WHAT THE TASK ASKS: Copy each line in the data that includes the word "AppModel".

DATASET EXCERPTS:

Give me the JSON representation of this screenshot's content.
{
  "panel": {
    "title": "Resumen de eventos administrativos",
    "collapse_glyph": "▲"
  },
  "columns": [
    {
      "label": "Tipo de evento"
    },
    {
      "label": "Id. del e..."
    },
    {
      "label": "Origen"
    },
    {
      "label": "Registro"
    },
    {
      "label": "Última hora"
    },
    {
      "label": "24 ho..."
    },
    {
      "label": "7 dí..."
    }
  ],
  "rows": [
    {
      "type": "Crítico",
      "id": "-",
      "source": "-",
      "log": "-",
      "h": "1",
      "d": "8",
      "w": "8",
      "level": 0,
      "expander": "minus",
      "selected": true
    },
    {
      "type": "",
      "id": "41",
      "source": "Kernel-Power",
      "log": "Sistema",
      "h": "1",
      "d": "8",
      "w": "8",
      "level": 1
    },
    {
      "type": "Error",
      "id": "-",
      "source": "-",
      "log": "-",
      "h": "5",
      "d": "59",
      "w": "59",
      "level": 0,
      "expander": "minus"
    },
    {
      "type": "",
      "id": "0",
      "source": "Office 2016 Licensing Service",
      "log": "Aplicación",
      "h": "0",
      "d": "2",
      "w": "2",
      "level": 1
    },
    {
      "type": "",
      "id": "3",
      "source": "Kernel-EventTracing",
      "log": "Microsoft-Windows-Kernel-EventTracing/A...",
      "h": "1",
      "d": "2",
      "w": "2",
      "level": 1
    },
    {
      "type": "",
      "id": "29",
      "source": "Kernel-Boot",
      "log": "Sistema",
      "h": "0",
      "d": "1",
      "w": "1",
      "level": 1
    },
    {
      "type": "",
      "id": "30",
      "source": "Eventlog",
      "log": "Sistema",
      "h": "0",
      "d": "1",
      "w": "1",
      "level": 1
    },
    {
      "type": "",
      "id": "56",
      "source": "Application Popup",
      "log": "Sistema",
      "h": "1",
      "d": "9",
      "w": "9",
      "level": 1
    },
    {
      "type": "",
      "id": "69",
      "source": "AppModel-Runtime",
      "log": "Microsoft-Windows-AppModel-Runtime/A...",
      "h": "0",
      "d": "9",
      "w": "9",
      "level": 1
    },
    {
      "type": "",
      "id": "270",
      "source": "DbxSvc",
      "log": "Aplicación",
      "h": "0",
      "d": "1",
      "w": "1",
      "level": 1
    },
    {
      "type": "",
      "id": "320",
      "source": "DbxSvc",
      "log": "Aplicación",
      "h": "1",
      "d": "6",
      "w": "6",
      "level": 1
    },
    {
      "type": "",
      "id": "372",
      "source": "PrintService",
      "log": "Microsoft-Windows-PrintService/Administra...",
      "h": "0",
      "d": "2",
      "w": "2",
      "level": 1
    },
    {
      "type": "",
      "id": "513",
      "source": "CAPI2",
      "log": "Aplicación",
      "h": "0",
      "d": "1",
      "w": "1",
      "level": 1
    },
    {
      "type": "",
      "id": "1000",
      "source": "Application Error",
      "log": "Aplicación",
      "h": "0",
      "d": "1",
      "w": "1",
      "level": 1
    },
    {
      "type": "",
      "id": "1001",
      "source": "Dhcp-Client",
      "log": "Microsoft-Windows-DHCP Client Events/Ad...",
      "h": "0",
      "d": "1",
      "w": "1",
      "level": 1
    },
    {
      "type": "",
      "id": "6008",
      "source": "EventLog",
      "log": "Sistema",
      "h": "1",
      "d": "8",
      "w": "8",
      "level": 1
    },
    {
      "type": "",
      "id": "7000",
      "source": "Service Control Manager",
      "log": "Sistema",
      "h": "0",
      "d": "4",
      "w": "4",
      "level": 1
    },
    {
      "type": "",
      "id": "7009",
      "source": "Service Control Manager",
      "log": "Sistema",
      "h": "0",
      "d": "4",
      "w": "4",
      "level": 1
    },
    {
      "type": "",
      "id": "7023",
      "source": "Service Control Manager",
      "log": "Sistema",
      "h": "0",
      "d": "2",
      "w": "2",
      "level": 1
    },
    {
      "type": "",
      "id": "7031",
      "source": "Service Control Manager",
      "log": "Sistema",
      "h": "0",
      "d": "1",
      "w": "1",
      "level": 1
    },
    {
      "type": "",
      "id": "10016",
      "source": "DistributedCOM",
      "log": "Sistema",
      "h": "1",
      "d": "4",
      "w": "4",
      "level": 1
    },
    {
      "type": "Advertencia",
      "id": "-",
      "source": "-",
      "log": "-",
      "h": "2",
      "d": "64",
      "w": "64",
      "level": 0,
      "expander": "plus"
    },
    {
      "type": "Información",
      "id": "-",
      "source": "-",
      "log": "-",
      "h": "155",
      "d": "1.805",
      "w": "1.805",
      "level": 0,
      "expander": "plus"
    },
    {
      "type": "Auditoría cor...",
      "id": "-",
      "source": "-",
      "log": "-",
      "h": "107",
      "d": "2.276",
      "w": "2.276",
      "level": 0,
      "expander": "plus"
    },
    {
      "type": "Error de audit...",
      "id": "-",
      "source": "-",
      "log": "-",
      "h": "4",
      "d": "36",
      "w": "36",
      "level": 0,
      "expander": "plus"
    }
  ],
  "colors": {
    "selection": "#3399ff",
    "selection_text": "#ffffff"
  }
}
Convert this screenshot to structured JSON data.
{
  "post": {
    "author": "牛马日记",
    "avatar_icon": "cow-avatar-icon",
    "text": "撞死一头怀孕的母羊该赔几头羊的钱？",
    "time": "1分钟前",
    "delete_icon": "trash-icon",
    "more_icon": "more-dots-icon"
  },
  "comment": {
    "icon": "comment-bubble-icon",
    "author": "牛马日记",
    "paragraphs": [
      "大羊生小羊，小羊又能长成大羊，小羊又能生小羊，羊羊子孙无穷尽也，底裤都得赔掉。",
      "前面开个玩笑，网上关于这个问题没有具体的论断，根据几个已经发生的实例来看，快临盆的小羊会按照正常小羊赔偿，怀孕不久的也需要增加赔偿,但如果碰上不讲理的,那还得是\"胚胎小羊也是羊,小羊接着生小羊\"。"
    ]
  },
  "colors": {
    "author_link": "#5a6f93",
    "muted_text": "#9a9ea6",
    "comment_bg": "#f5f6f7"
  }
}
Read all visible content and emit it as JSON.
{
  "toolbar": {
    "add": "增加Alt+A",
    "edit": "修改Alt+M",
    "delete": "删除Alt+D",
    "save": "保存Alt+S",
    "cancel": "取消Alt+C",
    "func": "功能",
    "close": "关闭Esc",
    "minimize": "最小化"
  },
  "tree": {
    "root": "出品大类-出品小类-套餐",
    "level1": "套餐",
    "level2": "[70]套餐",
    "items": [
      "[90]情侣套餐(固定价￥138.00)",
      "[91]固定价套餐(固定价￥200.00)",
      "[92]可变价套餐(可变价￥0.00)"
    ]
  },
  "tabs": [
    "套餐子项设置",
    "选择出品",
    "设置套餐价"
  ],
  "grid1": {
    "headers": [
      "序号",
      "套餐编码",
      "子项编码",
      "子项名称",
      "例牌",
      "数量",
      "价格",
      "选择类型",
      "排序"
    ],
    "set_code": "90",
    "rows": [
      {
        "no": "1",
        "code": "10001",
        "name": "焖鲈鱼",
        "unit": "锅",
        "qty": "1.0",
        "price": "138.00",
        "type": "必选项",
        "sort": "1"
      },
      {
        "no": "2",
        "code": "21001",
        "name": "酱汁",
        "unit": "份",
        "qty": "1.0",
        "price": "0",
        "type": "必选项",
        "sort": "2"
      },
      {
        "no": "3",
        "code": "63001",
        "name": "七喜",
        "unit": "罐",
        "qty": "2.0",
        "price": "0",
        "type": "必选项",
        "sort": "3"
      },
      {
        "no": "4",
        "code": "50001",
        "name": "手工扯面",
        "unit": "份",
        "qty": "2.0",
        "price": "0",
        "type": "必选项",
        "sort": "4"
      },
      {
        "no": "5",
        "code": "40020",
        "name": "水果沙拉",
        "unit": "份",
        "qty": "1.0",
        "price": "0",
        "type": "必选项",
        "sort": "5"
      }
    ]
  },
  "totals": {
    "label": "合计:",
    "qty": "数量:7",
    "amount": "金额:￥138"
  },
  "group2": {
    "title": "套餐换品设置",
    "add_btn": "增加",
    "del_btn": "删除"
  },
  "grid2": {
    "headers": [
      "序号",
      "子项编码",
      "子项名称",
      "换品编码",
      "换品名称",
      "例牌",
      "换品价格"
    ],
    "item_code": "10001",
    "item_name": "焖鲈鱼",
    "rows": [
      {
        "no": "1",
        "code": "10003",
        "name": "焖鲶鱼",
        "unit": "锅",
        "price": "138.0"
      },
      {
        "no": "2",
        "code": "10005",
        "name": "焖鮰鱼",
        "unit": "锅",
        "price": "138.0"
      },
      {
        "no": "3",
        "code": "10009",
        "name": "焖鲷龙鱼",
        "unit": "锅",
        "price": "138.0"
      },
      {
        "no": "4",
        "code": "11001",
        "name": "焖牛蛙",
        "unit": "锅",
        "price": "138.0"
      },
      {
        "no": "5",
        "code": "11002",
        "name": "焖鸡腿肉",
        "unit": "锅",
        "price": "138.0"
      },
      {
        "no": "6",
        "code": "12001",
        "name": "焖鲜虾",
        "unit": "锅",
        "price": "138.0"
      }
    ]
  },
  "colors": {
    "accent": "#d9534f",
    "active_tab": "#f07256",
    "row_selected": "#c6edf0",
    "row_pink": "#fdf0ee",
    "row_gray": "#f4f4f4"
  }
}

REPLY TO THE TASK:
      "source": "AppModel-Runtime",
      "log": "Microsoft-Windows-AppModel-Runtime/A...",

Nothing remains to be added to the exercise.